(What you are asked to do):
State how many lines in the entries below contain "Hubs". Write nothing but the number.

::: Exercise materials

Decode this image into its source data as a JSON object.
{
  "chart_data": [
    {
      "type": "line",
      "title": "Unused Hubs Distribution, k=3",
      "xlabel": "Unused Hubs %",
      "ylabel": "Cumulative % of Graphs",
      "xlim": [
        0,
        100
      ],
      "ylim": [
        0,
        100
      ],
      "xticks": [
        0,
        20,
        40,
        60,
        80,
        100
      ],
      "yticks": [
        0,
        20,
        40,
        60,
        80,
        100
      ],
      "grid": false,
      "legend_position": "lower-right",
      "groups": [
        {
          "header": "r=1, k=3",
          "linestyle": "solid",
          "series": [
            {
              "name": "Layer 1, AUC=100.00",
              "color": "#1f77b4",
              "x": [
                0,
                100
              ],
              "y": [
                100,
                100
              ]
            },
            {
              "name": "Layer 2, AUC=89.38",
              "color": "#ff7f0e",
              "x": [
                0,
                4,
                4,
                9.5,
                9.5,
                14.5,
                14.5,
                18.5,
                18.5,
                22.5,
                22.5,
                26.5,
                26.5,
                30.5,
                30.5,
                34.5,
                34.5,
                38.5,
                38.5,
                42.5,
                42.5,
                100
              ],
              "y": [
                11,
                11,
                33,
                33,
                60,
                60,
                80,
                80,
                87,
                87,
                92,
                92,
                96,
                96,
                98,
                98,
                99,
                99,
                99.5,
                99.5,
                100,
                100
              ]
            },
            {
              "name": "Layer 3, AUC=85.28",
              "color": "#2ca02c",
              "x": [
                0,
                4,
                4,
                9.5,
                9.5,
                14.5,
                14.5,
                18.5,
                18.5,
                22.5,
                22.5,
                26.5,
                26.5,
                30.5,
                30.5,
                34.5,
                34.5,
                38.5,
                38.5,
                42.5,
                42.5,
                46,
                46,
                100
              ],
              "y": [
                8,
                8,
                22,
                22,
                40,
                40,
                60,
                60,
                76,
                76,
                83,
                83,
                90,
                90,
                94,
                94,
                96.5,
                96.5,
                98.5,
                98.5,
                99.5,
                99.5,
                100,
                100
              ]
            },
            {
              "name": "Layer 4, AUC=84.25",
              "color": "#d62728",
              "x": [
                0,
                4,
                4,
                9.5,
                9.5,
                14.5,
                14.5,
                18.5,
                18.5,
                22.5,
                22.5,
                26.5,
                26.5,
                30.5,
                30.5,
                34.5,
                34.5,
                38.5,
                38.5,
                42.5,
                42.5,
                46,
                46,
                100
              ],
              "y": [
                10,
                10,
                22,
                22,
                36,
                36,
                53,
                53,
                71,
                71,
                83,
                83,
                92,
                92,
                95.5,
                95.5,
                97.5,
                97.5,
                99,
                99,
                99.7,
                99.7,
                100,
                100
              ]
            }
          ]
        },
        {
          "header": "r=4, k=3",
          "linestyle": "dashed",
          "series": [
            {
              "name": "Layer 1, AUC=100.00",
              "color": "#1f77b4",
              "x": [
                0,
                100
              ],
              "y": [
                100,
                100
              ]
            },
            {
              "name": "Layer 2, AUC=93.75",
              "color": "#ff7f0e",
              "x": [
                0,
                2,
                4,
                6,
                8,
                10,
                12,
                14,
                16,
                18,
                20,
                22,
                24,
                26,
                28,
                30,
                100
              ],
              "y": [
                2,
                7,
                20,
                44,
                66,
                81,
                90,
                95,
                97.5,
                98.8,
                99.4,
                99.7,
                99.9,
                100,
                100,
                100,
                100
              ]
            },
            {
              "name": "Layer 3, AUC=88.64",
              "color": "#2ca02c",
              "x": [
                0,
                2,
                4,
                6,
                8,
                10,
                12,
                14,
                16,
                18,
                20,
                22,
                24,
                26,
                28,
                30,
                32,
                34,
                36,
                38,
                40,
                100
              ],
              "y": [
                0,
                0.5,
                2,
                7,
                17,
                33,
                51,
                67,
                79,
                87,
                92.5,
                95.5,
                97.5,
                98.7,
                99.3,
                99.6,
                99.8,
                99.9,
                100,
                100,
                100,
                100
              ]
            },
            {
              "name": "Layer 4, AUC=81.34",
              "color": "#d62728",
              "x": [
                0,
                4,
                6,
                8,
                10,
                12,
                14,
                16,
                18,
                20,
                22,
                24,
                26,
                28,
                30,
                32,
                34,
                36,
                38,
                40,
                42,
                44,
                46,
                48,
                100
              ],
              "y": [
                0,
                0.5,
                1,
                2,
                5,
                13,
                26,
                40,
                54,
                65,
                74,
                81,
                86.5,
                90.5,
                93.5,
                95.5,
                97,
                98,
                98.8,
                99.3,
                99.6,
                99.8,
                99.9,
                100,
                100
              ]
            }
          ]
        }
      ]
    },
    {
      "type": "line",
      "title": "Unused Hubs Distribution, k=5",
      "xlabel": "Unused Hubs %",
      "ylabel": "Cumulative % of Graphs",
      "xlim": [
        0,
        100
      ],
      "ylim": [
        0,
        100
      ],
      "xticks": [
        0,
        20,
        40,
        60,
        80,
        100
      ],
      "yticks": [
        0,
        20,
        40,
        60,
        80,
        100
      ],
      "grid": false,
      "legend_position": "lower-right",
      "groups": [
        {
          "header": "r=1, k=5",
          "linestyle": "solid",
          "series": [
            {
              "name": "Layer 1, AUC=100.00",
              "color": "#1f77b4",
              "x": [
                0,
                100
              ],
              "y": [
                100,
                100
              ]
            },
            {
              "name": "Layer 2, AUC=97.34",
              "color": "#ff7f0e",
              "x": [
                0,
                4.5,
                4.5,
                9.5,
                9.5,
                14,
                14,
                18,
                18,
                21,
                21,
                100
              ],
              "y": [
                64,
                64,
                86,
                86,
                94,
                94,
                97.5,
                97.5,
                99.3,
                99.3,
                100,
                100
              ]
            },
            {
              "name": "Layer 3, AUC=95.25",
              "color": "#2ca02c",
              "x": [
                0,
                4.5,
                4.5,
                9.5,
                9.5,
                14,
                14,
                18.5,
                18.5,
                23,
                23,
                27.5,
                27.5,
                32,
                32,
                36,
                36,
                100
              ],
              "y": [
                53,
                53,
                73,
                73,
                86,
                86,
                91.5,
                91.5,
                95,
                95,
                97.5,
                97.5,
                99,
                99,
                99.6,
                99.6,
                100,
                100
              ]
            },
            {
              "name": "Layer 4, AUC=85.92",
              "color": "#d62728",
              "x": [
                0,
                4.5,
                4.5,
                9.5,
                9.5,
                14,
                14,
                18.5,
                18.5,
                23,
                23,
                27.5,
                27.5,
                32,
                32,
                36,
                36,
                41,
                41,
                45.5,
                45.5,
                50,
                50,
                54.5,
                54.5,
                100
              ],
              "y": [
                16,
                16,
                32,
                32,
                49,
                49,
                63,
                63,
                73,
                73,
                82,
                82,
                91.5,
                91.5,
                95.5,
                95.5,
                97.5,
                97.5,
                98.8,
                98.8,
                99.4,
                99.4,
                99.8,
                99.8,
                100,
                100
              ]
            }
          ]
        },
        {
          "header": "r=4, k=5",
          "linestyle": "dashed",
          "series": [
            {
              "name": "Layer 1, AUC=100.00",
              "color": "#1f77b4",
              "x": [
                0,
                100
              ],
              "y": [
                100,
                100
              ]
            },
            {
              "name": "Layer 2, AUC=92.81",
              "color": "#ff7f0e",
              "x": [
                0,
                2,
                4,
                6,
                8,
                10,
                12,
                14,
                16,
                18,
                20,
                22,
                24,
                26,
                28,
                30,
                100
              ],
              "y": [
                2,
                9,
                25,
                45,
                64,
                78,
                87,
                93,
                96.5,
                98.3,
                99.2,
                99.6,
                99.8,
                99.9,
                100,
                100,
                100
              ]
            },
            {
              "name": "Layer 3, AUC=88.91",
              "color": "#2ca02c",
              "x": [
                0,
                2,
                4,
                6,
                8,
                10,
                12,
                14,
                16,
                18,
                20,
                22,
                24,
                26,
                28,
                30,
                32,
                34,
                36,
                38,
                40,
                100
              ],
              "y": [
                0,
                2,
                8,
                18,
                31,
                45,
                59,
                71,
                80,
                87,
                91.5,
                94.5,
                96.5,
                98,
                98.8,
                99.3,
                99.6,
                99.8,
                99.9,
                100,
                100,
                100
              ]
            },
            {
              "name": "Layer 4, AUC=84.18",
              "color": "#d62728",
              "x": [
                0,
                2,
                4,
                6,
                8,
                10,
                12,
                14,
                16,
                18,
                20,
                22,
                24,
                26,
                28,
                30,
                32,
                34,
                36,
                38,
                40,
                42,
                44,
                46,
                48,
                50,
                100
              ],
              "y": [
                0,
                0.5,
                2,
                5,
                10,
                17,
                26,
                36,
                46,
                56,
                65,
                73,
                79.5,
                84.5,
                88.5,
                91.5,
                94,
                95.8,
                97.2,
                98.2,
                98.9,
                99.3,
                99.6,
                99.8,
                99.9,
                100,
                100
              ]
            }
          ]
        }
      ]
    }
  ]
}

::::::

(The answer):
4